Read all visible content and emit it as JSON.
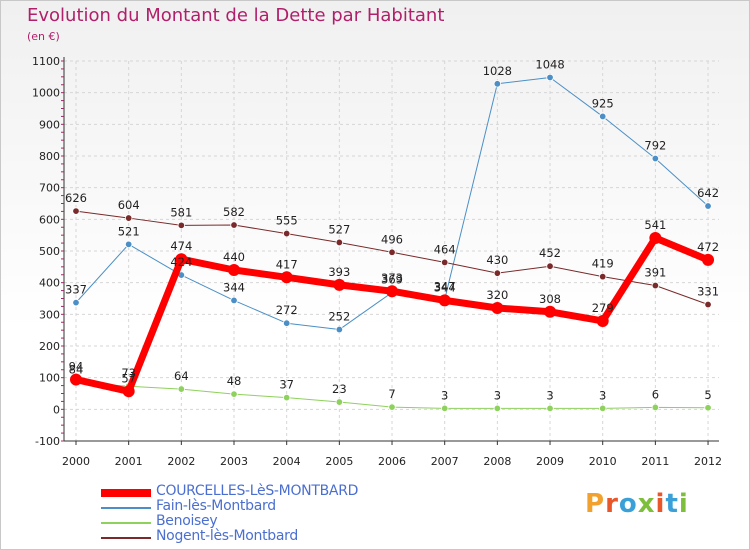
{
  "title": "Evolution du Montant de la Dette par Habitant",
  "unit": "(en €)",
  "logo": "Proxiti",
  "chart_data": {
    "type": "line",
    "x": [
      "2000",
      "2001",
      "2002",
      "2003",
      "2004",
      "2005",
      "2006",
      "2007",
      "2008",
      "2009",
      "2010",
      "2011",
      "2012"
    ],
    "ylim": [
      -100,
      1100
    ],
    "yticks": [
      -100,
      0,
      100,
      200,
      300,
      400,
      500,
      600,
      700,
      800,
      900,
      1000,
      1100
    ],
    "grid": true,
    "legend_position": "bottom-left",
    "series": [
      {
        "name": "COURCELLES-LèS-MONTBARD",
        "color": "#ff0000",
        "width": 7,
        "marker": 6,
        "values": [
          94,
          57,
          474,
          440,
          417,
          393,
          373,
          344,
          320,
          308,
          279,
          541,
          472
        ]
      },
      {
        "name": "Fain-lès-Montbard",
        "color": "#4b8fc6",
        "width": 1,
        "marker": 3.3,
        "values": [
          337,
          521,
          424,
          344,
          272,
          252,
          369,
          347,
          1028,
          1048,
          925,
          792,
          642
        ]
      },
      {
        "name": "Benoisey",
        "color": "#8ed15d",
        "width": 1,
        "marker": 3.3,
        "values": [
          84,
          73,
          64,
          48,
          37,
          23,
          7,
          3,
          3,
          3,
          3,
          6,
          5
        ]
      },
      {
        "name": "Nogent-lès-Montbard",
        "color": "#7a2a2a",
        "width": 1,
        "marker": 3.3,
        "values": [
          626,
          604,
          581,
          582,
          555,
          527,
          496,
          464,
          430,
          452,
          419,
          391,
          331
        ]
      }
    ]
  }
}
====
REQUIRED TASK:
Your answer should be a single number: the count of lines that contain "color".

OUTPUT OF THE EXERCISE:
4